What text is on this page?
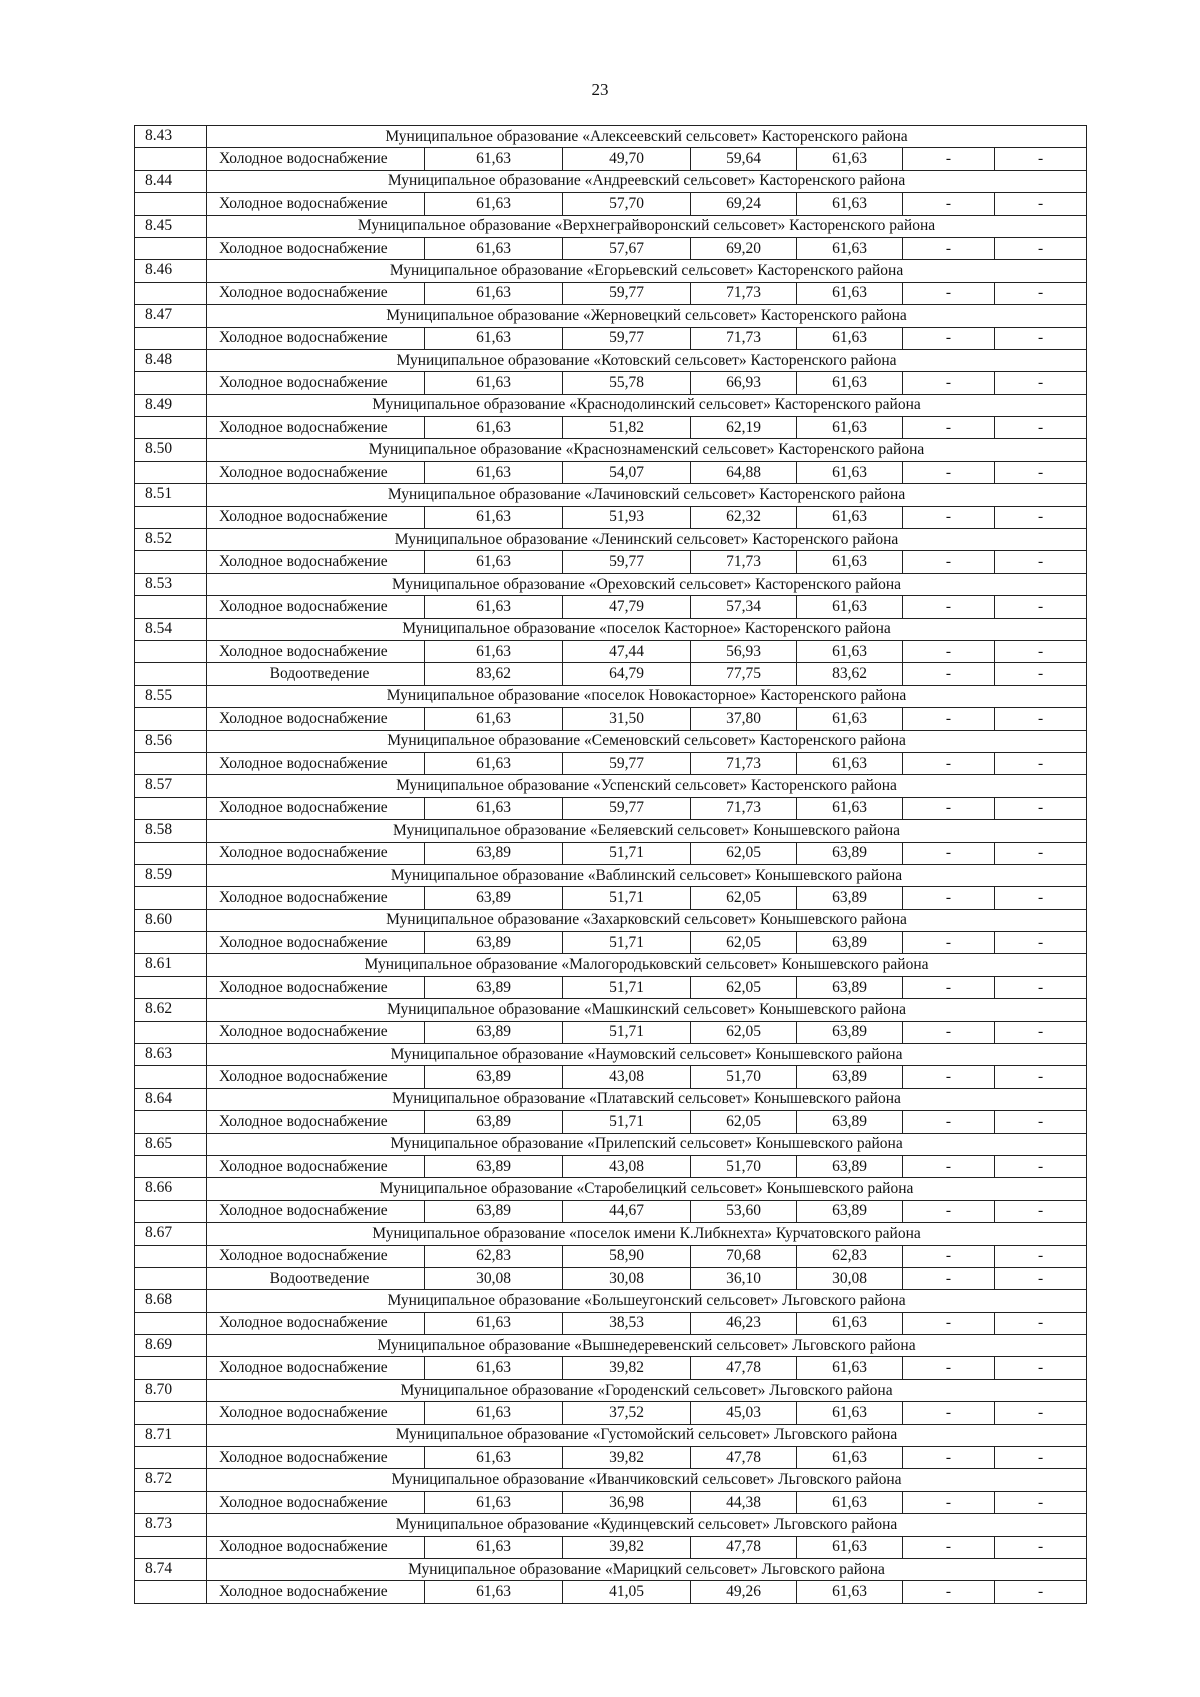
23
8.43	Муниципальное образование «Алексеевский сельсовет» Касторенского района						
	Холодное водоснабжение	61,63	49,70	59,64	61,63	-	-
8.44	Муниципальное образование «Андреевский сельсовет» Касторенского района						
	Холодное водоснабжение	61,63	57,70	69,24	61,63	-	-
8.45	Муниципальное образование «Верхнеграйворонский сельсовет» Касторенского района						
	Холодное водоснабжение	61,63	57,67	69,20	61,63	-	-
8.46	Муниципальное образование «Егорьевский сельсовет» Касторенского района						
	Холодное водоснабжение	61,63	59,77	71,73	61,63	-	-
8.47	Муниципальное образование «Жерновецкий сельсовет» Касторенского района						
	Холодное водоснабжение	61,63	59,77	71,73	61,63	-	-
8.48	Муниципальное образование «Котовский сельсовет» Касторенского района						
	Холодное водоснабжение	61,63	55,78	66,93	61,63	-	-
8.49	Муниципальное образование «Краснодолинский сельсовет» Касторенского района						
	Холодное водоснабжение	61,63	51,82	62,19	61,63	-	-
8.50	Муниципальное образование «Краснознаменский сельсовет» Касторенского района						
	Холодное водоснабжение	61,63	54,07	64,88	61,63	-	-
8.51	Муниципальное образование «Лачиновский сельсовет» Касторенского района						
	Холодное водоснабжение	61,63	51,93	62,32	61,63	-	-
8.52	Муниципальное образование «Ленинский сельсовет» Касторенского района						
	Холодное водоснабжение	61,63	59,77	71,73	61,63	-	-
8.53	Муниципальное образование «Ореховский сельсовет» Касторенского района						
	Холодное водоснабжение	61,63	47,79	57,34	61,63	-	-
8.54	Муниципальное образование «поселок Касторное» Касторенского района						
	Холодное водоснабжение	61,63	47,44	56,93	61,63	-	-
	Водоотведение	83,62	64,79	77,75	83,62	-	-
8.55	Муниципальное образование «поселок Новокасторное» Касторенского района						
	Холодное водоснабжение	61,63	31,50	37,80	61,63	-	-
8.56	Муниципальное образование «Семеновский сельсовет» Касторенского района						
	Холодное водоснабжение	61,63	59,77	71,73	61,63	-	-
8.57	Муниципальное образование «Успенский сельсовет» Касторенского района						
	Холодное водоснабжение	61,63	59,77	71,73	61,63	-	-
8.58	Муниципальное образование «Беляевский сельсовет» Конышевского района						
	Холодное водоснабжение	63,89	51,71	62,05	63,89	-	-
8.59	Муниципальное образование «Ваблинский сельсовет» Конышевского района						
	Холодное водоснабжение	63,89	51,71	62,05	63,89	-	-
8.60	Муниципальное образование «Захарковский сельсовет» Конышевского района						
	Холодное водоснабжение	63,89	51,71	62,05	63,89	-	-
8.61	Муниципальное образование «Малогородьковский сельсовет» Конышевского района						
	Холодное водоснабжение	63,89	51,71	62,05	63,89	-	-
8.62	Муниципальное образование «Машкинский сельсовет» Конышевского района						
	Холодное водоснабжение	63,89	51,71	62,05	63,89	-	-
8.63	Муниципальное образование «Наумовский сельсовет» Конышевского района						
	Холодное водоснабжение	63,89	43,08	51,70	63,89	-	-
8.64	Муниципальное образование «Платавский сельсовет» Конышевского района						
	Холодное водоснабжение	63,89	51,71	62,05	63,89	-	-
8.65	Муниципальное образование «Прилепский сельсовет» Конышевского района						
	Холодное водоснабжение	63,89	43,08	51,70	63,89	-	-
8.66	Муниципальное образование «Старобелицкий сельсовет» Конышевского района						
	Холодное водоснабжение	63,89	44,67	53,60	63,89	-	-
8.67	Муниципальное образование «поселок имени К.Либкнехта» Курчатовского района						
	Холодное водоснабжение	62,83	58,90	70,68	62,83	-	-
	Водоотведение	30,08	30,08	36,10	30,08	-	-
8.68	Муниципальное образование «Большеугонский сельсовет» Льговского района						
	Холодное водоснабжение	61,63	38,53	46,23	61,63	-	-
8.69	Муниципальное образование «Вышнедеревенский сельсовет» Льговского района						
	Холодное водоснабжение	61,63	39,82	47,78	61,63	-	-
8.70	Муниципальное образование «Городенский сельсовет» Льговского района						
	Холодное водоснабжение	61,63	37,52	45,03	61,63	-	-
8.71	Муниципальное образование «Густомойский сельсовет» Льговского района						
	Холодное водоснабжение	61,63	39,82	47,78	61,63	-	-
8.72	Муниципальное образование «Иванчиковский сельсовет» Льговского района						
	Холодное водоснабжение	61,63	36,98	44,38	61,63	-	-
8.73	Муниципальное образование «Кудинцевский сельсовет» Льговского района						
	Холодное водоснабжение	61,63	39,82	47,78	61,63	-	-
8.74	Муниципальное образование «Марицкий сельсовет» Льговского района						
	Холодное водоснабжение	61,63	41,05	49,26	61,63	-	-
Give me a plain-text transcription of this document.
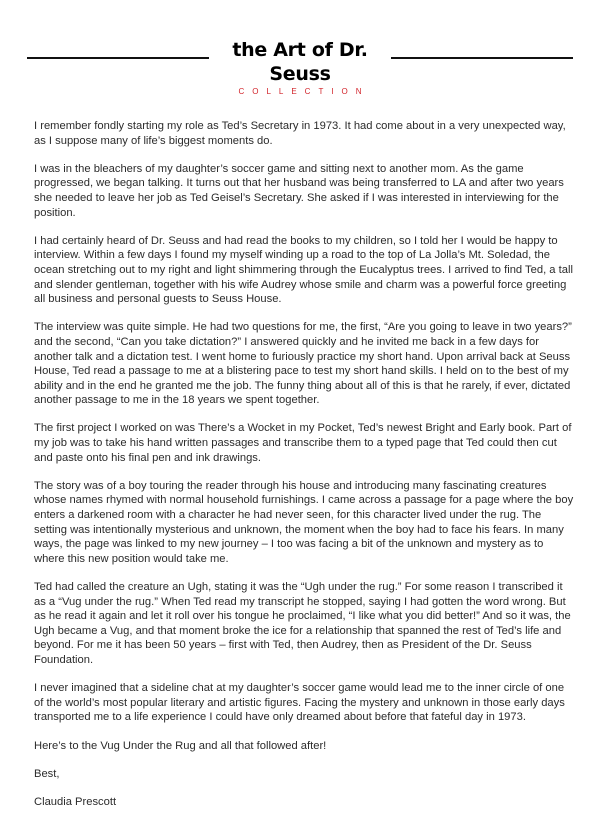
the Art of Dr. Seuss
COLLECTION

I remember fondly starting my role as Ted’s Secretary in 1973. It had come about in a very unexpected way, as I suppose many of life’s biggest moments do.

I was in the bleachers of my daughter’s soccer game and sitting next to another mom. As the game progressed, we began talking. It turns out that her husband was being transferred to LA and after two years she needed to leave her job as Ted Geisel’s Secretary. She asked if I was interested in interviewing for the position.

I had certainly heard of Dr. Seuss and had read the books to my children, so I told her I would be happy to interview. Within a few days I found my myself winding up a road to the top of La Jolla’s Mt. Soledad, the ocean stretching out to my right and light shimmering through the Eucalyptus trees. I arrived to find Ted, a tall and slender gentleman, together with his wife Audrey whose smile and charm was a powerful force greeting all business and personal guests to Seuss House.

The interview was quite simple. He had two questions for me, the first, “Are you going to leave in two years?” and the second, “Can you take dictation?” I answered quickly and he invited me back in a few days for another talk and a dictation test. I went home to furiously practice my short hand. Upon arrival back at Seuss House, Ted read a passage to me at a blistering pace to test my short hand skills. I held on to the best of my ability and in the end he granted me the job. The funny thing about all of this is that he rarely, if ever, dictated another passage to me in the 18 years we spent together.

The first project I worked on was There’s a Wocket in my Pocket, Ted’s newest Bright and Early book. Part of my job was to take his hand written passages and transcribe them to a typed page that Ted could then cut and paste onto his final pen and ink drawings.

The story was of a boy touring the reader through his house and introducing many fascinating creatures whose names rhymed with normal household furnishings. I came across a passage for a page where the boy enters a darkened room with a character he had never seen, for this character lived under the rug. The setting was intentionally mysterious and unknown, the moment when the boy had to face his fears. In many ways, the page was linked to my new journey – I too was facing a bit of the unknown and mystery as to where this new position would take me.

Ted had called the creature an Ugh, stating it was the “Ugh under the rug.” For some reason I transcribed it as a “Vug under the rug.” When Ted read my transcript he stopped, saying I had gotten the word wrong. But as he read it again and let it roll over his tongue he proclaimed, “I like what you did better!” And so it was, the Ugh became a Vug, and that moment broke the ice for a relationship that spanned the rest of Ted’s life and beyond. For me it has been 50 years – first with Ted, then Audrey, then as President of the Dr. Seuss Foundation.

I never imagined that a sideline chat at my daughter’s soccer game would lead me to the inner circle of one of the world’s most popular literary and artistic figures. Facing the mystery and unknown in those early days transported me to a life experience I could have only dreamed about before that fateful day in 1973.

Here’s to the Vug Under the Rug and all that followed after!

Best,

Claudia Prescott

_THE TASK_.
Every entry above needs to be retyped exactly; drop the pictures.

_PROBLEM SOLUTION_.
What text is on this page?
23
8.43	Муниципальное образование «Алексеевский сельсовет» Касторенского района						
	Холодное водоснабжение	61,63	49,70	59,64	61,63	-	-
8.44	Муниципальное образование «Андреевский сельсовет» Касторенского района						
	Холодное водоснабжение	61,63	57,70	69,24	61,63	-	-
8.45	Муниципальное образование «Верхнеграйворонский сельсовет» Касторенского района						
	Холодное водоснабжение	61,63	57,67	69,20	61,63	-	-
8.46	Муниципальное образование «Егорьевский сельсовет» Касторенского района						
	Холодное водоснабжение	61,63	59,77	71,73	61,63	-	-
8.47	Муниципальное образование «Жерновецкий сельсовет» Касторенского района						
	Холодное водоснабжение	61,63	59,77	71,73	61,63	-	-
8.48	Муниципальное образование «Котовский сельсовет» Касторенского района						
	Холодное водоснабжение	61,63	55,78	66,93	61,63	-	-
8.49	Муниципальное образование «Краснодолинский сельсовет» Касторенского района						
	Холодное водоснабжение	61,63	51,82	62,19	61,63	-	-
8.50	Муниципальное образование «Краснознаменский сельсовет» Касторенского района						
	Холодное водоснабжение	61,63	54,07	64,88	61,63	-	-
8.51	Муниципальное образование «Лачиновский сельсовет» Касторенского района						
	Холодное водоснабжение	61,63	51,93	62,32	61,63	-	-
8.52	Муниципальное образование «Ленинский сельсовет» Касторенского района						
	Холодное водоснабжение	61,63	59,77	71,73	61,63	-	-
8.53	Муниципальное образование «Ореховский сельсовет» Касторенского района						
	Холодное водоснабжение	61,63	47,79	57,34	61,63	-	-
8.54	Муниципальное образование «поселок Касторное» Касторенского района						
	Холодное водоснабжение	61,63	47,44	56,93	61,63	-	-
	Водоотведение	83,62	64,79	77,75	83,62	-	-
8.55	Муниципальное образование «поселок Новокасторное» Касторенского района						
	Холодное водоснабжение	61,63	31,50	37,80	61,63	-	-
8.56	Муниципальное образование «Семеновский сельсовет» Касторенского района						
	Холодное водоснабжение	61,63	59,77	71,73	61,63	-	-
8.57	Муниципальное образование «Успенский сельсовет» Касторенского района						
	Холодное водоснабжение	61,63	59,77	71,73	61,63	-	-
8.58	Муниципальное образование «Беляевский сельсовет» Конышевского района						
	Холодное водоснабжение	63,89	51,71	62,05	63,89	-	-
8.59	Муниципальное образование «Ваблинский сельсовет» Конышевского района						
	Холодное водоснабжение	63,89	51,71	62,05	63,89	-	-
8.60	Муниципальное образование «Захарковский сельсовет» Конышевского района						
	Холодное водоснабжение	63,89	51,71	62,05	63,89	-	-
8.61	Муниципальное образование «Малогородьковский сельсовет» Конышевского района						
	Холодное водоснабжение	63,89	51,71	62,05	63,89	-	-
8.62	Муниципальное образование «Машкинский сельсовет» Конышевского района						
	Холодное водоснабжение	63,89	51,71	62,05	63,89	-	-
8.63	Муниципальное образование «Наумовский сельсовет» Конышевского района						
	Холодное водоснабжение	63,89	43,08	51,70	63,89	-	-
8.64	Муниципальное образование «Платавский сельсовет» Конышевского района						
	Холодное водоснабжение	63,89	51,71	62,05	63,89	-	-
8.65	Муниципальное образование «Прилепский сельсовет» Конышевского района						
	Холодное водоснабжение	63,89	43,08	51,70	63,89	-	-
8.66	Муниципальное образование «Старобелицкий сельсовет» Конышевского района						
	Холодное водоснабжение	63,89	44,67	53,60	63,89	-	-
8.67	Муниципальное образование «поселок имени К.Либкнехта» Курчатовского района						
	Холодное водоснабжение	62,83	58,90	70,68	62,83	-	-
	Водоотведение	30,08	30,08	36,10	30,08	-	-
8.68	Муниципальное образование «Большеугонский сельсовет» Льговского района						
	Холодное водоснабжение	61,63	38,53	46,23	61,63	-	-
8.69	Муниципальное образование «Вышнедеревенский сельсовет» Льговского района						
	Холодное водоснабжение	61,63	39,82	47,78	61,63	-	-
8.70	Муниципальное образование «Городенский сельсовет» Льговского района						
	Холодное водоснабжение	61,63	37,52	45,03	61,63	-	-
8.71	Муниципальное образование «Густомойский сельсовет» Льговского района						
	Холодное водоснабжение	61,63	39,82	47,78	61,63	-	-
8.72	Муниципальное образование «Иванчиковский сельсовет» Льговского района						
	Холодное водоснабжение	61,63	36,98	44,38	61,63	-	-
8.73	Муниципальное образование «Кудинцевский сельсовет» Льговского района						
	Холодное водоснабжение	61,63	39,82	47,78	61,63	-	-
8.74	Муниципальное образование «Марицкий сельсовет» Льговского района						
	Холодное водоснабжение	61,63	41,05	49,26	61,63	-	-
Give me a plain-text transcription of this document.
the Art of Dr. Seuss
COLLECTION

I remember fondly starting my role as Ted’s Secretary in 1973. It had come about in a very unexpected way, as I suppose many of life’s biggest moments do.

I was in the bleachers of my daughter’s soccer game and sitting next to another mom. As the game progressed, we began talking. It turns out that her husband was being transferred to LA and after two years she needed to leave her job as Ted Geisel’s Secretary. She asked if I was interested in interviewing for the position.

I had certainly heard of Dr. Seuss and had read the books to my children, so I told her I would be happy to interview. Within a few days I found my myself winding up a road to the top of La Jolla’s Mt. Soledad, the ocean stretching out to my right and light shimmering through the Eucalyptus trees. I arrived to find Ted, a tall and slender gentleman, together with his wife Audrey whose smile and charm was a powerful force greeting all business and personal guests to Seuss House.

The interview was quite simple. He had two questions for me, the first, “Are you going to leave in two years?” and the second, “Can you take dictation?” I answered quickly and he invited me back in a few days for another talk and a dictation test. I went home to furiously practice my short hand. Upon arrival back at Seuss House, Ted read a passage to me at a blistering pace to test my short hand skills. I held on to the best of my ability and in the end he granted me the job. The funny thing about all of this is that he rarely, if ever, dictated another passage to me in the 18 years we spent together.

The first project I worked on was There’s a Wocket in my Pocket, Ted’s newest Bright and Early book. Part of my job was to take his hand written passages and transcribe them to a typed page that Ted could then cut and paste onto his final pen and ink drawings.

The story was of a boy touring the reader through his house and introducing many fascinating creatures whose names rhymed with normal household furnishings. I came across a passage for a page where the boy enters a darkened room with a character he had never seen, for this character lived under the rug. The setting was intentionally mysterious and unknown, the moment when the boy had to face his fears. In many ways, the page was linked to my new journey – I too was facing a bit of the unknown and mystery as to where this new position would take me.

Ted had called the creature an Ugh, stating it was the “Ugh under the rug.” For some reason I transcribed it as a “Vug under the rug.” When Ted read my transcript he stopped, saying I had gotten the word wrong. But as he read it again and let it roll over his tongue he proclaimed, “I like what you did better!” And so it was, the Ugh became a Vug, and that moment broke the ice for a relationship that spanned the rest of Ted’s life and beyond. For me it has been 50 years – first with Ted, then Audrey, then as President of the Dr. Seuss Foundation.

I never imagined that a sideline chat at my daughter’s soccer game would lead me to the inner circle of one of the world’s most popular literary and artistic figures. Facing the mystery and unknown in those early days transported me to a life experience I could have only dreamed about before that fateful day in 1973.

Here’s to the Vug Under the Rug and all that followed after!

Best,

Claudia Prescott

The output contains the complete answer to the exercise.